• Aim of the task:
Find every line in the records below that contains the word "خبرگزاری", and copy each such line.

= = = =

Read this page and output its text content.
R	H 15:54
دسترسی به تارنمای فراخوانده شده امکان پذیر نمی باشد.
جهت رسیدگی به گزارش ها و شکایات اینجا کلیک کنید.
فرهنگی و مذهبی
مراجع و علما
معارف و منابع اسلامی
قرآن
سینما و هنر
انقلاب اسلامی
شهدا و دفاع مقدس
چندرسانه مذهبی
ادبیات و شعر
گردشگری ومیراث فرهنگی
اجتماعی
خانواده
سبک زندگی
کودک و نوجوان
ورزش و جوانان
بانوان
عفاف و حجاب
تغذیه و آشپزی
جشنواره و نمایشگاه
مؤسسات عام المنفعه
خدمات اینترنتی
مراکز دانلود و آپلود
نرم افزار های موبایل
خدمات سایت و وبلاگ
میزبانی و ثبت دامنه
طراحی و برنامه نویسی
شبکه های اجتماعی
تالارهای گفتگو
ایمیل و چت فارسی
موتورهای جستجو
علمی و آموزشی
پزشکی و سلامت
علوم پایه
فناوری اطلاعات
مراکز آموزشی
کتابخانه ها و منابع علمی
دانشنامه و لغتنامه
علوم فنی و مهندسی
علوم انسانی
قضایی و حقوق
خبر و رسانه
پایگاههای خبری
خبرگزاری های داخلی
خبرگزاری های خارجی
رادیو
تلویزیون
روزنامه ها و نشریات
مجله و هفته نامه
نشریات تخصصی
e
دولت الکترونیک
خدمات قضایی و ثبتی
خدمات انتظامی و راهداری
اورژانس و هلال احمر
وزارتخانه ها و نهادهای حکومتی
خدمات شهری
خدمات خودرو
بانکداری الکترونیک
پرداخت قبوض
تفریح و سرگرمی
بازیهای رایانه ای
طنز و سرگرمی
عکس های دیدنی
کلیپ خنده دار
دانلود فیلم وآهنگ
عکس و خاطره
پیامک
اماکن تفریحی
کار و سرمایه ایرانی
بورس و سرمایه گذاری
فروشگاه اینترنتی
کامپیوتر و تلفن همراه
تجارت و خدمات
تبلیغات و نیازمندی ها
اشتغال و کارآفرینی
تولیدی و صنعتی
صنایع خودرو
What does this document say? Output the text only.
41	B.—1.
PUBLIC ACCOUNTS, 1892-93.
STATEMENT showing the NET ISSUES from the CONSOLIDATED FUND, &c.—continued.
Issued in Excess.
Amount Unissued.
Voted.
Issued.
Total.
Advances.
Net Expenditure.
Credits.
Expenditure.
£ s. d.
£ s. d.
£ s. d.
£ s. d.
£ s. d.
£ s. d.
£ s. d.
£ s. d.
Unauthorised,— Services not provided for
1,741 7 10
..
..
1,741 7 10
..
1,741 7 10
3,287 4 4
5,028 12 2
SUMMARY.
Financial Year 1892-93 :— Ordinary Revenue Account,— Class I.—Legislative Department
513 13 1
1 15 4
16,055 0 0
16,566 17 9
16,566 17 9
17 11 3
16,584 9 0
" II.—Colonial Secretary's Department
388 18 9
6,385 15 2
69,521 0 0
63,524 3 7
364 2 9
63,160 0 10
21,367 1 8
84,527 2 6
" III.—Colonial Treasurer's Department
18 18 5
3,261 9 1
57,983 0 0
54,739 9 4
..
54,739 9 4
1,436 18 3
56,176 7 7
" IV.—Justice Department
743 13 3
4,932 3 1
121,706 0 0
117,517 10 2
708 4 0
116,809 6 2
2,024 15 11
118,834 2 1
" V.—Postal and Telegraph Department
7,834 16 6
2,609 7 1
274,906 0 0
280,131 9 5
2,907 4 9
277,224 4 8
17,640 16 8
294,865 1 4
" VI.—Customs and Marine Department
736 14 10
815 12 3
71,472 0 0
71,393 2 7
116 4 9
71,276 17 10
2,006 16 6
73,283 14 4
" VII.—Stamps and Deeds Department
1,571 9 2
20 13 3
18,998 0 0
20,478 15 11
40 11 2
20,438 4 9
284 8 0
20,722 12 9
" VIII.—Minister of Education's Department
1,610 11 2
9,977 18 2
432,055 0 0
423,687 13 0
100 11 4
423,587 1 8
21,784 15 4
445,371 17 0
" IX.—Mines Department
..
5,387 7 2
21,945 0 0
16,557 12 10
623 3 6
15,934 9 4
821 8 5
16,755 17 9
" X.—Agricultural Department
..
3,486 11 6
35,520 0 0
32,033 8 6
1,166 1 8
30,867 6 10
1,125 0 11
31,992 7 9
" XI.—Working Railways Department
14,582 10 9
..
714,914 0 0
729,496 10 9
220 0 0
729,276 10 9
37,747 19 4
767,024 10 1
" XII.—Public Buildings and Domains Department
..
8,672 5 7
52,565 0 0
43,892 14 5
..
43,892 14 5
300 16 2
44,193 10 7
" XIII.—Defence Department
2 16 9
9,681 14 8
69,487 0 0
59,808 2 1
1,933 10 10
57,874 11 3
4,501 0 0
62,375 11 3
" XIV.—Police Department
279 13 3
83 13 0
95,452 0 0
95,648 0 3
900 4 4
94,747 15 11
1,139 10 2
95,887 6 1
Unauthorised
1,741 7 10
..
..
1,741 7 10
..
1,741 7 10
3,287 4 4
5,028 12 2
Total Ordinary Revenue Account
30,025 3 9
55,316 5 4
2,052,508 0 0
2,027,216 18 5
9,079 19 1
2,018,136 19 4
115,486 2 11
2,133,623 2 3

= = = =

• The response:
خبرگزاری های داخلی
خبرگزاری های خارجی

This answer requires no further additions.